--- Begin ---

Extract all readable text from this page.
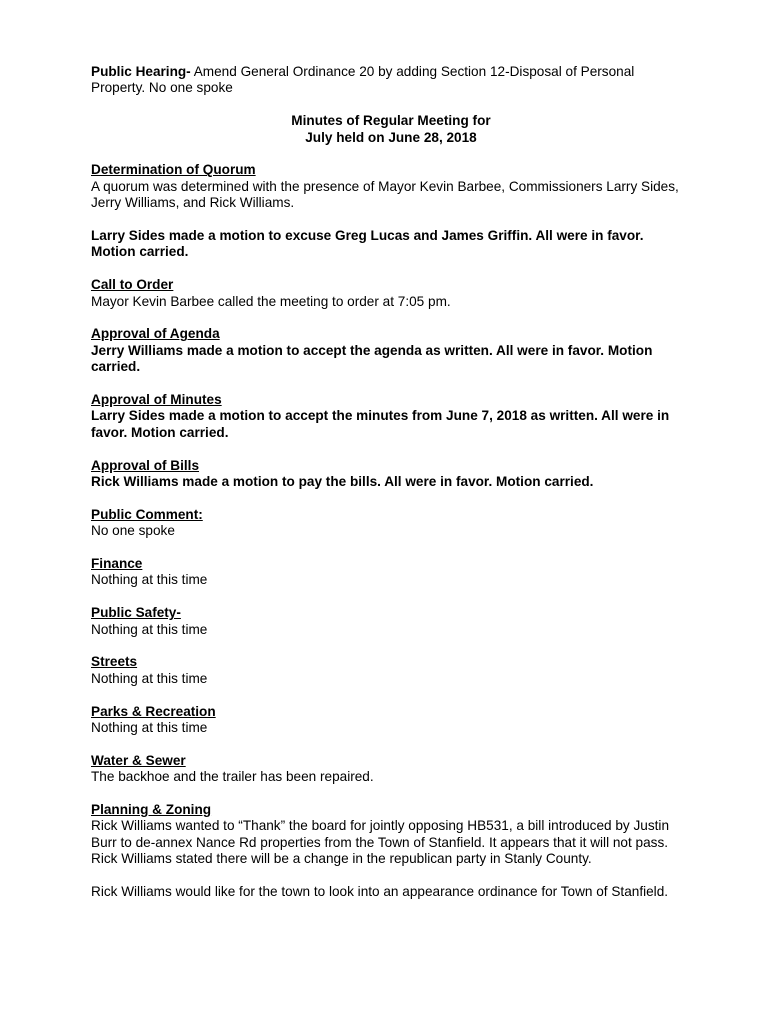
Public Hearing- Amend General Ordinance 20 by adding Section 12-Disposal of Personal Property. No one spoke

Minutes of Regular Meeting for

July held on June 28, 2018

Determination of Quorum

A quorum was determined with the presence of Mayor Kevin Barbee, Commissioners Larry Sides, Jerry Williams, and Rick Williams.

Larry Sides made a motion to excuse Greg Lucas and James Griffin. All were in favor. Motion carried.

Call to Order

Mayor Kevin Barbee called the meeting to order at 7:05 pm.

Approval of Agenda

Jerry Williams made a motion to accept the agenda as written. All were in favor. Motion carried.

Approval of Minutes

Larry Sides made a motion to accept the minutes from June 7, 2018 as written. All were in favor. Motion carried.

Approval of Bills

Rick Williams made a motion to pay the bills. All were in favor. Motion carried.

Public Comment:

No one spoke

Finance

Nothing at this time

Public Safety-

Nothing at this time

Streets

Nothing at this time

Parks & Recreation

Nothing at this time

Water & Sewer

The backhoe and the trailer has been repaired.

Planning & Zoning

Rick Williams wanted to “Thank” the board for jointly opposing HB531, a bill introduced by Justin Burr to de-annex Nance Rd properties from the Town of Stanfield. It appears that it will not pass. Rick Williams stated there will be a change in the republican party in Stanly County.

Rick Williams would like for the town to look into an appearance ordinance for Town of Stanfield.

--- End ---

Given problem -
Gather all lines of the records that include the word "made".

Solved exercise -
Larry Sides made a motion to excuse Greg Lucas and James Griffin. All were in favor. Motion carried.
Jerry Williams made a motion to accept the agenda as written. All were in favor. Motion carried.
Larry Sides made a motion to accept the minutes from June 7, 2018 as written. All were in favor. Motion carried.
Rick Williams made a motion to pay the bills. All were in favor. Motion carried.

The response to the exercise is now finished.